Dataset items
━━━━━━━━━━━━━━━━

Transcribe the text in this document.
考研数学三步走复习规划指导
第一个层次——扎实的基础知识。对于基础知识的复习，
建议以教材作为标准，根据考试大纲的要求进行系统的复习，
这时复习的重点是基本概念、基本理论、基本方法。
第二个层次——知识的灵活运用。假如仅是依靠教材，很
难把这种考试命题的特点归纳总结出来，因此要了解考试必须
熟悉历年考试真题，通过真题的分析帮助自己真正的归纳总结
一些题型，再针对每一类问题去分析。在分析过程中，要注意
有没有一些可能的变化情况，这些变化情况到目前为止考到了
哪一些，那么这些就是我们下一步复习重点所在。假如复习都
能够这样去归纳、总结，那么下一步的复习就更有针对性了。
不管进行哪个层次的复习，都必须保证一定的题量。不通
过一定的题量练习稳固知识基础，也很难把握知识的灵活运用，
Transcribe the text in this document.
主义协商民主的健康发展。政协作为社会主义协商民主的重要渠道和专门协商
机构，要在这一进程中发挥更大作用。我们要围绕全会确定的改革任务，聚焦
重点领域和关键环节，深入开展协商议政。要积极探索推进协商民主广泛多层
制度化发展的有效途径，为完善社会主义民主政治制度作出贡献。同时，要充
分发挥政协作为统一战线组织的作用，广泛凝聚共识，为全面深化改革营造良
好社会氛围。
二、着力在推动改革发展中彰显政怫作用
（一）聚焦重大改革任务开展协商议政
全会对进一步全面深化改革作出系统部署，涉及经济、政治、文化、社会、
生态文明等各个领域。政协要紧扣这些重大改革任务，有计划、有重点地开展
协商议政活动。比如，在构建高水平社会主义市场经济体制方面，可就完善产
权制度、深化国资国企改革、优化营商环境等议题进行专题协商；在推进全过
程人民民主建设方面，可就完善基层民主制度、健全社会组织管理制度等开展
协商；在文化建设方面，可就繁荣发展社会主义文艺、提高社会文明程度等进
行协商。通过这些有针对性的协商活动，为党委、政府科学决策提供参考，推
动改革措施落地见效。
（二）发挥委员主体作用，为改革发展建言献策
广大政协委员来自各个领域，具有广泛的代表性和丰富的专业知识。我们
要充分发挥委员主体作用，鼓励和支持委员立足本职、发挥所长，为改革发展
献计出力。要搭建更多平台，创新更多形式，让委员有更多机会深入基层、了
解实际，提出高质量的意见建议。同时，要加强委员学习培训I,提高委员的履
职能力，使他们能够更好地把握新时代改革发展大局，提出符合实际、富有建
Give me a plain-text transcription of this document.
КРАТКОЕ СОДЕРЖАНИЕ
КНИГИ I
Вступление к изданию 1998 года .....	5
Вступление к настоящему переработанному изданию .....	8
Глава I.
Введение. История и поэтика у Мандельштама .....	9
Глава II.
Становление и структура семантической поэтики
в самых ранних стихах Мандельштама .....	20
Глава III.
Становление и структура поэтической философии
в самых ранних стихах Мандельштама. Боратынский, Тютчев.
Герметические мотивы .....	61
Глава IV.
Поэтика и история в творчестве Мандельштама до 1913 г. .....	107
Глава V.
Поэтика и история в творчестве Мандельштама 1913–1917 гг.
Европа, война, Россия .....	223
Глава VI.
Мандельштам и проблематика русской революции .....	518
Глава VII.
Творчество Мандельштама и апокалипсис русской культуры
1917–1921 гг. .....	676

━━━━━━━━━━━━━━━━

What is being asked: Look through the listing above. Pick out each line with "самых" and copy it.

Exercise answer:
в самых ранних стихах Мандельштама .....	20
в самых ранних стихах Мандельштама. Боратынский, Тютчев.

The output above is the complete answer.